## SET TASK
What number of lines contain the word "Headache"? Reply with the number and nothing else.

■ ■ ■ ■ ■ ■ ■

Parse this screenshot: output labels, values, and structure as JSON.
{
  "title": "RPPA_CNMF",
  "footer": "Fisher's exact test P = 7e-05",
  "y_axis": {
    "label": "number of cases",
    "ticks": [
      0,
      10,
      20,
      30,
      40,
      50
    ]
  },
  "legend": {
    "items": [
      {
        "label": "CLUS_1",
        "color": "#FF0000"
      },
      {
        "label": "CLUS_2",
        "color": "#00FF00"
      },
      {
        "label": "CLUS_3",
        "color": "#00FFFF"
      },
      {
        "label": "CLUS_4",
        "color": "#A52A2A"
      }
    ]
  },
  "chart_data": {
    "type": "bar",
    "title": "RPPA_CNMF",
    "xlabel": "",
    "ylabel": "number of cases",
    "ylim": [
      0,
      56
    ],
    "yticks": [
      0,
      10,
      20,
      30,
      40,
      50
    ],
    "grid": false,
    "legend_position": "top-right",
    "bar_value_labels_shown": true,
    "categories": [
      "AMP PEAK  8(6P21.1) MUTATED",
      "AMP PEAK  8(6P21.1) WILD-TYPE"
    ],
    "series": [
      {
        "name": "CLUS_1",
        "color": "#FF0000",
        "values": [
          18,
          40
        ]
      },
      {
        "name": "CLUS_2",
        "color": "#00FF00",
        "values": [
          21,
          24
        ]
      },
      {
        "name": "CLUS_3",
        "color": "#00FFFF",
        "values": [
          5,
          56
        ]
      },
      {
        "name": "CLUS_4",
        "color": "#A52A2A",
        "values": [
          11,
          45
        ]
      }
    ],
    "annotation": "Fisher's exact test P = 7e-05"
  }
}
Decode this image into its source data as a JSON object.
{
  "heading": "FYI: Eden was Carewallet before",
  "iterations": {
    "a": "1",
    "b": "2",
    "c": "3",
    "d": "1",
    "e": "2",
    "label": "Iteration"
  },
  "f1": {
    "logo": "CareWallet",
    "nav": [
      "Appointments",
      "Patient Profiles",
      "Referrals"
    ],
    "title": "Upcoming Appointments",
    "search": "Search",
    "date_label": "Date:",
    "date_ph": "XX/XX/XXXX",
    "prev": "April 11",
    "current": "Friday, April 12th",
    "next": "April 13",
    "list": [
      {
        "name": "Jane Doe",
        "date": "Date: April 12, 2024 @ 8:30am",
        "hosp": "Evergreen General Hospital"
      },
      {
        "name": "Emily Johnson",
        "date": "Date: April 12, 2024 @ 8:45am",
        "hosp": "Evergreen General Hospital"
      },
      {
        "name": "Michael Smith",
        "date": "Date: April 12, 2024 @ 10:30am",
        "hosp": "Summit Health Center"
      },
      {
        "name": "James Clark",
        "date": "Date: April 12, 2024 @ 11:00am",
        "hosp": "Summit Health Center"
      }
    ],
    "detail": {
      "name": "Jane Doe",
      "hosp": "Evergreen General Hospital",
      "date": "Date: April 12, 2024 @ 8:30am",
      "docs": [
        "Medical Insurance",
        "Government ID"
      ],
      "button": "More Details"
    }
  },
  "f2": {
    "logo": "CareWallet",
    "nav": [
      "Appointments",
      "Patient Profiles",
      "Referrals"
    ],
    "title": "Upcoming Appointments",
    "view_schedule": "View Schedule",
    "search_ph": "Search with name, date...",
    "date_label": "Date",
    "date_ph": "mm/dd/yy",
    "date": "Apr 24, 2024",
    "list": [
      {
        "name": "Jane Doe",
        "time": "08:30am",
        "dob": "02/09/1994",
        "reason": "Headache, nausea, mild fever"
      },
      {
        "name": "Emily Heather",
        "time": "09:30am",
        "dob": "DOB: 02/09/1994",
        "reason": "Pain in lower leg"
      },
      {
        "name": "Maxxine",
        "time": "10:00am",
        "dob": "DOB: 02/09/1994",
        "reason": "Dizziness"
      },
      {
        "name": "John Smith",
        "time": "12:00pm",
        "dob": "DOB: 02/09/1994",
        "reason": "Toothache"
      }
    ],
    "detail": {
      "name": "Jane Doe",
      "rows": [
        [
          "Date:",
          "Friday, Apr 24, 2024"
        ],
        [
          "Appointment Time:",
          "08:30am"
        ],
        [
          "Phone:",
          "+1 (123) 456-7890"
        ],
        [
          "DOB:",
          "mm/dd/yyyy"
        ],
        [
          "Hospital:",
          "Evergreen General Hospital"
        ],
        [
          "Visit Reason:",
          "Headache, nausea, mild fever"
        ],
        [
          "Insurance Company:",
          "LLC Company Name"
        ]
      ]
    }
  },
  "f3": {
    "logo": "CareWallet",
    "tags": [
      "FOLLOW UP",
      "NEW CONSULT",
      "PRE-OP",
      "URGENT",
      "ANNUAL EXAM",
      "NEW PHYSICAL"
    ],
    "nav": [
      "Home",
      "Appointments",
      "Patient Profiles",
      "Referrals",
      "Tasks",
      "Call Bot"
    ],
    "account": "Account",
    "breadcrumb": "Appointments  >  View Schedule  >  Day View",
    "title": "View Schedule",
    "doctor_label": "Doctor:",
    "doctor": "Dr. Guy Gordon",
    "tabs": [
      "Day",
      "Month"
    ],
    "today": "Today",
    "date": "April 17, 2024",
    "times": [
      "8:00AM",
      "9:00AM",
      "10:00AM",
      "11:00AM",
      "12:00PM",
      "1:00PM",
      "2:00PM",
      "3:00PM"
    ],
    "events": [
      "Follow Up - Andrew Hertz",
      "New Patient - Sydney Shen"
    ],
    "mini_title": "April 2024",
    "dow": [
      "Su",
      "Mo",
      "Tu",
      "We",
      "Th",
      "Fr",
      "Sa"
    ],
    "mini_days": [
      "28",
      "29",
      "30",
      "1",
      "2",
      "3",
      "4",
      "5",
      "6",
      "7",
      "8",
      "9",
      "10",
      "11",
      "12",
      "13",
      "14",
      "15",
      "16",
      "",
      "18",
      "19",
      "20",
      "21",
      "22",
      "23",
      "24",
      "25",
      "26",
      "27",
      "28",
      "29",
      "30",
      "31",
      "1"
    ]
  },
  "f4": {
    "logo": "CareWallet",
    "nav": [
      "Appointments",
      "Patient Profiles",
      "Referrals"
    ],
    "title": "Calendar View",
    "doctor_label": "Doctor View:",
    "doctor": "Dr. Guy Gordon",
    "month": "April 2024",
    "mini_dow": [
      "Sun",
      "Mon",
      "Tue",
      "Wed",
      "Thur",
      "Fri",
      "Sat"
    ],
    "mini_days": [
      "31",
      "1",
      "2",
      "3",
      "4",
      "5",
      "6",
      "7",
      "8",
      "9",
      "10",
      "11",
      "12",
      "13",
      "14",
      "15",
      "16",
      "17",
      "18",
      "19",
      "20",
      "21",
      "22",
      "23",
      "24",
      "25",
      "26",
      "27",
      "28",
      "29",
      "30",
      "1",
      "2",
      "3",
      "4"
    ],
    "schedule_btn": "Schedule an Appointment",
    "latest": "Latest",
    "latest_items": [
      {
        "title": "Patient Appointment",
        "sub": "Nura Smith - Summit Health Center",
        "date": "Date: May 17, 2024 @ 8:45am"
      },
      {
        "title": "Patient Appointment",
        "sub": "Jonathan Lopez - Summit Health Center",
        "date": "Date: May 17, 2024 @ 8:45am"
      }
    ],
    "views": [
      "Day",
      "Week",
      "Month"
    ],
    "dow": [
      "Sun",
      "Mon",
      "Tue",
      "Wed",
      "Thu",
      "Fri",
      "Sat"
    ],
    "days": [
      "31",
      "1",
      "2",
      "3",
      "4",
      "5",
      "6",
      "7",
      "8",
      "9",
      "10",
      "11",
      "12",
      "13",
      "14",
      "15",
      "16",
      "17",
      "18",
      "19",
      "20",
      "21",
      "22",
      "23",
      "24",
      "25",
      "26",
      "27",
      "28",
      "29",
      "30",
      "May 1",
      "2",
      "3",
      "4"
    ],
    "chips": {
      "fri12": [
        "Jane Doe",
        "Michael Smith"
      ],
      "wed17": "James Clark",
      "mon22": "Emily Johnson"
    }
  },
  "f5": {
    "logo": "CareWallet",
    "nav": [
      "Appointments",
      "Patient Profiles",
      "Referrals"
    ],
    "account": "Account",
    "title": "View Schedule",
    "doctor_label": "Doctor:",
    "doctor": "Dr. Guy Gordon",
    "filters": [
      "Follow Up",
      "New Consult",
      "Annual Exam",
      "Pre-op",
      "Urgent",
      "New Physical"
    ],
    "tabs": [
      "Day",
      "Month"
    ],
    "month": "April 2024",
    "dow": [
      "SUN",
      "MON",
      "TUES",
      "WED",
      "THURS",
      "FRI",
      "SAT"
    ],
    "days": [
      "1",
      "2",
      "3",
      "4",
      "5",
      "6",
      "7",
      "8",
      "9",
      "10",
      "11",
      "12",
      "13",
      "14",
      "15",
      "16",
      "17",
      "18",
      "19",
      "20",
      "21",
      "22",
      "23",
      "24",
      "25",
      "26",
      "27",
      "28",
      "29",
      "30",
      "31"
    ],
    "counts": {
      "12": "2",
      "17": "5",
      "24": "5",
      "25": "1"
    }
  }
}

■ ■ ■ ■ ■ ■ ■

## IN RESPONSE
2